**Collection entries**
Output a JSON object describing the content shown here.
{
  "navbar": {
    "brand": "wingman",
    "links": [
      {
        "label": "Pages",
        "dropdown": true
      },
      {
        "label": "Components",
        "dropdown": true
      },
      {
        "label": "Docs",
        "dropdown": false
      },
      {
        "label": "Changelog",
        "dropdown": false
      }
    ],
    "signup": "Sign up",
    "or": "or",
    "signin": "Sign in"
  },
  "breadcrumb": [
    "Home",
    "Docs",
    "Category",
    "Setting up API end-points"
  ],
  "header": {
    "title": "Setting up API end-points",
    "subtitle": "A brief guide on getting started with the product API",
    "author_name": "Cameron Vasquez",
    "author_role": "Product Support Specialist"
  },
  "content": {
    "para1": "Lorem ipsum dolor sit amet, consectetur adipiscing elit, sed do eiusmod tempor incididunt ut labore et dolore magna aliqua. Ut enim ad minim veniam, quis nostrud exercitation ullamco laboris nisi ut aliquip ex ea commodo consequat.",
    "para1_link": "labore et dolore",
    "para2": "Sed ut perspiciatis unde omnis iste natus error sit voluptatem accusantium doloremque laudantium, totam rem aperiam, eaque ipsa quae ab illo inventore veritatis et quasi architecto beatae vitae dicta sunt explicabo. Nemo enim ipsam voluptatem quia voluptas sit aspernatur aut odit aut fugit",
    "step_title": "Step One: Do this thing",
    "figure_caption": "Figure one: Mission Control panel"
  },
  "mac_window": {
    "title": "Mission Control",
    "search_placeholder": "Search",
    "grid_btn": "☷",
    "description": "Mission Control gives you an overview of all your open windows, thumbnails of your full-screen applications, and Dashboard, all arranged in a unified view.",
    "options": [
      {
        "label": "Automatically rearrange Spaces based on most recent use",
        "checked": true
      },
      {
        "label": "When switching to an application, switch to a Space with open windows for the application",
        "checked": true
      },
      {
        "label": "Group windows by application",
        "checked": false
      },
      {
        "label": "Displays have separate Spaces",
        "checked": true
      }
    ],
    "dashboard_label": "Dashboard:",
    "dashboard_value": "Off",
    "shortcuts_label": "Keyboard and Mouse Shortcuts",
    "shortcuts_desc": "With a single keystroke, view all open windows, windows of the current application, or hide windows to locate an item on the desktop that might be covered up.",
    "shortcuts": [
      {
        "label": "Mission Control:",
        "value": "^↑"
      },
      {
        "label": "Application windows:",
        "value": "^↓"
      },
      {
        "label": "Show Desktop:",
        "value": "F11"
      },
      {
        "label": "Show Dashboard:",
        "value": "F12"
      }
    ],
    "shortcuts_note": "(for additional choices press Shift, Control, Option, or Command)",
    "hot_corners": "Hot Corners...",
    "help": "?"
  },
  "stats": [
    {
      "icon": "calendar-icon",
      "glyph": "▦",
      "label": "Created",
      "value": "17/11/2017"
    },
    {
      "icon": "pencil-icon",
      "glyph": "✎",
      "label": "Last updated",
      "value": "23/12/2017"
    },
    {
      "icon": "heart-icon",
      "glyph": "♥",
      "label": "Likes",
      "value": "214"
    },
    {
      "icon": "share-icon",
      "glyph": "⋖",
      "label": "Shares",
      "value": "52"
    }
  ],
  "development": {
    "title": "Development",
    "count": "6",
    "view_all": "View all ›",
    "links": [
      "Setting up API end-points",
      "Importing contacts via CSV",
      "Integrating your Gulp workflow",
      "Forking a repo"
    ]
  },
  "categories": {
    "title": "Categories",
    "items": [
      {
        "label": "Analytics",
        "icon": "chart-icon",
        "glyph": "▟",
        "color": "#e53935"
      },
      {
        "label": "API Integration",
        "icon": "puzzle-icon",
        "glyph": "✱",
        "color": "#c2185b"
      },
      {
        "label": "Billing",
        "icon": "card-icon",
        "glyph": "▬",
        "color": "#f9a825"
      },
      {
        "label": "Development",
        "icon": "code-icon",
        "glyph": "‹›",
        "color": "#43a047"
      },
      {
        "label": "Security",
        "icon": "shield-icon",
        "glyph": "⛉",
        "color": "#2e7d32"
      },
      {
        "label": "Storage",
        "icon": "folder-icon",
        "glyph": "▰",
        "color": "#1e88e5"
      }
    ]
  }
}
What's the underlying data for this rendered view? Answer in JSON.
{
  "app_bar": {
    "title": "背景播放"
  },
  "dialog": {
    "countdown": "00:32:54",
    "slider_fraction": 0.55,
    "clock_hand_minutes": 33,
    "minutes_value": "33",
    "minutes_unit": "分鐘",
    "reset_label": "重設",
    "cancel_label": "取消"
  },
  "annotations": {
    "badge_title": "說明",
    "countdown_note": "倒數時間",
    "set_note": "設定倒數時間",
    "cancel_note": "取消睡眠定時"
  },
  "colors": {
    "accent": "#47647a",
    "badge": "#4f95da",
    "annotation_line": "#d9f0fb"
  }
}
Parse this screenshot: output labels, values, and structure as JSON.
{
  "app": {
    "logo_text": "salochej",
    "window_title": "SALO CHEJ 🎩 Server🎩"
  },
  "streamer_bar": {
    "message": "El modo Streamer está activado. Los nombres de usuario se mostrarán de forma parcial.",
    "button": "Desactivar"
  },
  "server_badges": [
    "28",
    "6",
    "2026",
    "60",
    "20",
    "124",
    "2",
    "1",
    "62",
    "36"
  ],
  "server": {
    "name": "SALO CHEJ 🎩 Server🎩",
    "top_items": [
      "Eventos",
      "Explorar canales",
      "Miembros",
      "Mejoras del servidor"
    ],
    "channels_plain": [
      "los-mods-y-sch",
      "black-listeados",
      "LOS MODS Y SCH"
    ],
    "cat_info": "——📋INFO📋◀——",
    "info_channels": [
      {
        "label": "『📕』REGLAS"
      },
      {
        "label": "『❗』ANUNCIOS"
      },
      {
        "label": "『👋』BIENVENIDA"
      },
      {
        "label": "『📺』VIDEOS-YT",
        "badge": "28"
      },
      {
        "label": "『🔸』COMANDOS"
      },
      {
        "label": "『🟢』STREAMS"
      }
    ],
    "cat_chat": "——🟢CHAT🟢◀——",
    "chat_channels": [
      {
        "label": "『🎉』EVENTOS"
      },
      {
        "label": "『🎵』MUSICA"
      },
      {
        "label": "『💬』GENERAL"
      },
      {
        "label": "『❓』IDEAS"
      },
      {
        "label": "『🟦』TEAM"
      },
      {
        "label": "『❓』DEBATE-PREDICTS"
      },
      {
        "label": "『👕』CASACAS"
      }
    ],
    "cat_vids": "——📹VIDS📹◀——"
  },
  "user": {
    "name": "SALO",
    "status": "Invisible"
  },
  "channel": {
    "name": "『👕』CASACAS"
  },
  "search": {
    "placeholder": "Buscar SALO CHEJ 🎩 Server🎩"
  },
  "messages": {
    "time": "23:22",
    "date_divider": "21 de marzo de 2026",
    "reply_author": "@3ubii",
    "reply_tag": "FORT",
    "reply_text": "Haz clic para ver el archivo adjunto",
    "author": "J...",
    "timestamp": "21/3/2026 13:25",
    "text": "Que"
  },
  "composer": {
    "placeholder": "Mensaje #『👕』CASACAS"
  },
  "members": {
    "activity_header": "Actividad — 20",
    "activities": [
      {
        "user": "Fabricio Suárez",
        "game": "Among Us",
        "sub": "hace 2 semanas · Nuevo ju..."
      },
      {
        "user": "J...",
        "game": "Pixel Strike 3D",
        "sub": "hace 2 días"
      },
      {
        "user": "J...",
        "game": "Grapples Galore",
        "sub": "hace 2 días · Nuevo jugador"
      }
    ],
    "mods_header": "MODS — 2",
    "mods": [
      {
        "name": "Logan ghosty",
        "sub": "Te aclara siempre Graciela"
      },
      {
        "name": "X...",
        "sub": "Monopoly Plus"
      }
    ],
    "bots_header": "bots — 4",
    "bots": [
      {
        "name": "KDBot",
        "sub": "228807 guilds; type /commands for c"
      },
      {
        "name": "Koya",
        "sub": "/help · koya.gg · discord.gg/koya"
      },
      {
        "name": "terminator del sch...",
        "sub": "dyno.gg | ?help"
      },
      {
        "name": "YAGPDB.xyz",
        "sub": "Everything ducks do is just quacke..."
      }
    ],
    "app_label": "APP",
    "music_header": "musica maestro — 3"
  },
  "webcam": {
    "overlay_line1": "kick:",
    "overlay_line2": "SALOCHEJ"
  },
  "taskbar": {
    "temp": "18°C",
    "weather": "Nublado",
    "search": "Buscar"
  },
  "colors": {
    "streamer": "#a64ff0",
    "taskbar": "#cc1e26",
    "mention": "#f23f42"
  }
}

**EXERCISE INSTRUCTIONS**
Your answer should be a single number: the count of lines in the material above that contain "user".

**OUTPUT**
4